STATED TASK: Each record must be reproduced exactly as it is shown.

Stored entries

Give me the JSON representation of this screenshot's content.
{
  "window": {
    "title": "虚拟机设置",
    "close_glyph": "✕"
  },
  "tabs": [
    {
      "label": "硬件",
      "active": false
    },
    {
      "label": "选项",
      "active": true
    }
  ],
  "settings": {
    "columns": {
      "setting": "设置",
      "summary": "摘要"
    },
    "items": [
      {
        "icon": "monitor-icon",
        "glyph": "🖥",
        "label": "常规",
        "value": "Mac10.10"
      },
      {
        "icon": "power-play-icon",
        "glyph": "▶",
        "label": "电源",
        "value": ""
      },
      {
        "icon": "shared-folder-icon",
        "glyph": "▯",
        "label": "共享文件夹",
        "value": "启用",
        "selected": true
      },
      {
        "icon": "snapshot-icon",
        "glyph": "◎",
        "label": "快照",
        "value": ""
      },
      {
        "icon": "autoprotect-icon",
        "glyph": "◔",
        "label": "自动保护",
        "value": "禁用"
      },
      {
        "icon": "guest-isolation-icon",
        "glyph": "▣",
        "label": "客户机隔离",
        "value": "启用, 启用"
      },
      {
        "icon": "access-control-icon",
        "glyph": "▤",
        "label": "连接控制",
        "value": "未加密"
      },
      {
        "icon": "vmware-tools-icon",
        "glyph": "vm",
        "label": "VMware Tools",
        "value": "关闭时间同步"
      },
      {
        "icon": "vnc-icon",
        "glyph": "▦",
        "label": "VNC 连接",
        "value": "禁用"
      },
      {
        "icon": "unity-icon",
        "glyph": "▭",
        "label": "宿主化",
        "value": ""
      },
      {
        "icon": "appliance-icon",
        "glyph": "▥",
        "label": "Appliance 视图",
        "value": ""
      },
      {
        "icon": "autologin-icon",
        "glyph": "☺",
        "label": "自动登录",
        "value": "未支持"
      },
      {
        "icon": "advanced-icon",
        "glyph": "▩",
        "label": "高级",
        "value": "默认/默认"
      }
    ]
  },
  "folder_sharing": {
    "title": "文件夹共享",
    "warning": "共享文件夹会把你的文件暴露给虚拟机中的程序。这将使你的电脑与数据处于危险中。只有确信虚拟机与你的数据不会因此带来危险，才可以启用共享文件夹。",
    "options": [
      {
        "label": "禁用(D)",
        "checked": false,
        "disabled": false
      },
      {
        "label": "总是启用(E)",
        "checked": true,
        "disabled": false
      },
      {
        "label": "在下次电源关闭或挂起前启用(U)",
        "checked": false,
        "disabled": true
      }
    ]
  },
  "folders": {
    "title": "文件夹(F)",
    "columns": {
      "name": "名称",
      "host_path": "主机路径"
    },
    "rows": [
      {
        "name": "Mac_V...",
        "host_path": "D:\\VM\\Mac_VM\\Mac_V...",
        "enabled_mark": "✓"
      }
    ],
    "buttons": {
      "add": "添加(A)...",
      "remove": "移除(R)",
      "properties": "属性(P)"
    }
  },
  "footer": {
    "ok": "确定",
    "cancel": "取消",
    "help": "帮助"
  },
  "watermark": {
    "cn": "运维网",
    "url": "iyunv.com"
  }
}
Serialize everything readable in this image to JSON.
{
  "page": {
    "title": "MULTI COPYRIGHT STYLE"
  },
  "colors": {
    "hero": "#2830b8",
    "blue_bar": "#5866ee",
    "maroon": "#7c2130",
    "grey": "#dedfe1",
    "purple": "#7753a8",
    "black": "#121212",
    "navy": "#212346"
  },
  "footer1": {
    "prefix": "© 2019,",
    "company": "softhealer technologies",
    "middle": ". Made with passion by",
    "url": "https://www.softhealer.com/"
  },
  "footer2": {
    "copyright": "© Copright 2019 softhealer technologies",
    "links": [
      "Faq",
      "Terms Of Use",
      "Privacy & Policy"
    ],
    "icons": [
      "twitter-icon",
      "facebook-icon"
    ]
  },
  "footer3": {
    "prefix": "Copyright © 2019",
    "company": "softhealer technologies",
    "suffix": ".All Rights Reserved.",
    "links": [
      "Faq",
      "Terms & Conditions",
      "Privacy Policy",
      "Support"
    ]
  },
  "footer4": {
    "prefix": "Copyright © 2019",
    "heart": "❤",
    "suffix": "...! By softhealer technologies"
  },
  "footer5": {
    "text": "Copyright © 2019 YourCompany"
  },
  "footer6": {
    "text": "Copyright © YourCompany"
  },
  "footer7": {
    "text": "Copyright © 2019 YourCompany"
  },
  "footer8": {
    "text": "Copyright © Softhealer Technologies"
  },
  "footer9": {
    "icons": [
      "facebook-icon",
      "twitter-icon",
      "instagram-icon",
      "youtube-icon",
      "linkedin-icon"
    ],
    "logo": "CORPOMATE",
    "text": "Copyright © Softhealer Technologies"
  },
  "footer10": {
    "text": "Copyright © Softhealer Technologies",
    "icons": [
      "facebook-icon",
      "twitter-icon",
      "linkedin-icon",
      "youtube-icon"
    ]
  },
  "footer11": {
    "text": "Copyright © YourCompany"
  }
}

SOLVED PROBLEM:
Give me the JSON representation of this screenshot's content.
{
  "window": {
    "title": "虚拟机设置",
    "close_glyph": "✕"
  },
  "tabs": [
    {
      "label": "硬件",
      "active": false
    },
    {
      "label": "选项",
      "active": true
    }
  ],
  "settings": {
    "columns": {
      "setting": "设置",
      "summary": "摘要"
    },
    "items": [
      {
        "icon": "monitor-icon",
        "glyph": "🖥",
        "label": "常规",
        "value": "Mac10.10"
      },
      {
        "icon": "power-play-icon",
        "glyph": "▶",
        "label": "电源",
        "value": ""
      },
      {
        "icon": "shared-folder-icon",
        "glyph": "▯",
        "label": "共享文件夹",
        "value": "启用",
        "selected": true
      },
      {
        "icon": "snapshot-icon",
        "glyph": "◎",
        "label": "快照",
        "value": ""
      },
      {
        "icon": "autoprotect-icon",
        "glyph": "◔",
        "label": "自动保护",
        "value": "禁用"
      },
      {
        "icon": "guest-isolation-icon",
        "glyph": "▣",
        "label": "客户机隔离",
        "value": "启用, 启用"
      },
      {
        "icon": "access-control-icon",
        "glyph": "▤",
        "label": "连接控制",
        "value": "未加密"
      },
      {
        "icon": "vmware-tools-icon",
        "glyph": "vm",
        "label": "VMware Tools",
        "value": "关闭时间同步"
      },
      {
        "icon": "vnc-icon",
        "glyph": "▦",
        "label": "VNC 连接",
        "value": "禁用"
      },
      {
        "icon": "unity-icon",
        "glyph": "▭",
        "label": "宿主化",
        "value": ""
      },
      {
        "icon": "appliance-icon",
        "glyph": "▥",
        "label": "Appliance 视图",
        "value": ""
      },
      {
        "icon": "autologin-icon",
        "glyph": "☺",
        "label": "自动登录",
        "value": "未支持"
      },
      {
        "icon": "advanced-icon",
        "glyph": "▩",
        "label": "高级",
        "value": "默认/默认"
      }
    ]
  },
  "folder_sharing": {
    "title": "文件夹共享",
    "warning": "共享文件夹会把你的文件暴露给虚拟机中的程序。这将使你的电脑与数据处于危险中。只有确信虚拟机与你的数据不会因此带来危险，才可以启用共享文件夹。",
    "options": [
      {
        "label": "禁用(D)",
        "checked": false,
        "disabled": false
      },
      {
        "label": "总是启用(E)",
        "checked": true,
        "disabled": false
      },
      {
        "label": "在下次电源关闭或挂起前启用(U)",
        "checked": false,
        "disabled": true
      }
    ]
  },
  "folders": {
    "title": "文件夹(F)",
    "columns": {
      "name": "名称",
      "host_path": "主机路径"
    },
    "rows": [
      {
        "name": "Mac_V...",
        "host_path": "D:\\VM\\Mac_VM\\Mac_V...",
        "enabled_mark": "✓"
      }
    ],
    "buttons": {
      "add": "添加(A)...",
      "remove": "移除(R)",
      "properties": "属性(P)"
    }
  },
  "footer": {
    "ok": "确定",
    "cancel": "取消",
    "help": "帮助"
  },
  "watermark": {
    "cn": "运维网",
    "url": "iyunv.com"
  }
}
Serialize everything readable in this image to JSON.
{
  "page": {
    "title": "MULTI COPYRIGHT STYLE"
  },
  "colors": {
    "hero": "#2830b8",
    "blue_bar": "#5866ee",
    "maroon": "#7c2130",
    "grey": "#dedfe1",
    "purple": "#7753a8",
    "black": "#121212",
    "navy": "#212346"
  },
  "footer1": {
    "prefix": "© 2019,",
    "company": "softhealer technologies",
    "middle": ". Made with passion by",
    "url": "https://www.softhealer.com/"
  },
  "footer2": {
    "copyright": "© Copright 2019 softhealer technologies",
    "links": [
      "Faq",
      "Terms Of Use",
      "Privacy & Policy"
    ],
    "icons": [
      "twitter-icon",
      "facebook-icon"
    ]
  },
  "footer3": {
    "prefix": "Copyright © 2019",
    "company": "softhealer technologies",
    "suffix": ".All Rights Reserved.",
    "links": [
      "Faq",
      "Terms & Conditions",
      "Privacy Policy",
      "Support"
    ]
  },
  "footer4": {
    "prefix": "Copyright © 2019",
    "heart": "❤",
    "suffix": "...! By softhealer technologies"
  },
  "footer5": {
    "text": "Copyright © 2019 YourCompany"
  },
  "footer6": {
    "text": "Copyright © YourCompany"
  },
  "footer7": {
    "text": "Copyright © 2019 YourCompany"
  },
  "footer8": {
    "text": "Copyright © Softhealer Technologies"
  },
  "footer9": {
    "icons": [
      "facebook-icon",
      "twitter-icon",
      "instagram-icon",
      "youtube-icon",
      "linkedin-icon"
    ],
    "logo": "CORPOMATE",
    "text": "Copyright © Softhealer Technologies"
  },
  "footer10": {
    "text": "Copyright © Softhealer Technologies",
    "icons": [
      "facebook-icon",
      "twitter-icon",
      "linkedin-icon",
      "youtube-icon"
    ]
  },
  "footer11": {
    "text": "Copyright © YourCompany"
  }
}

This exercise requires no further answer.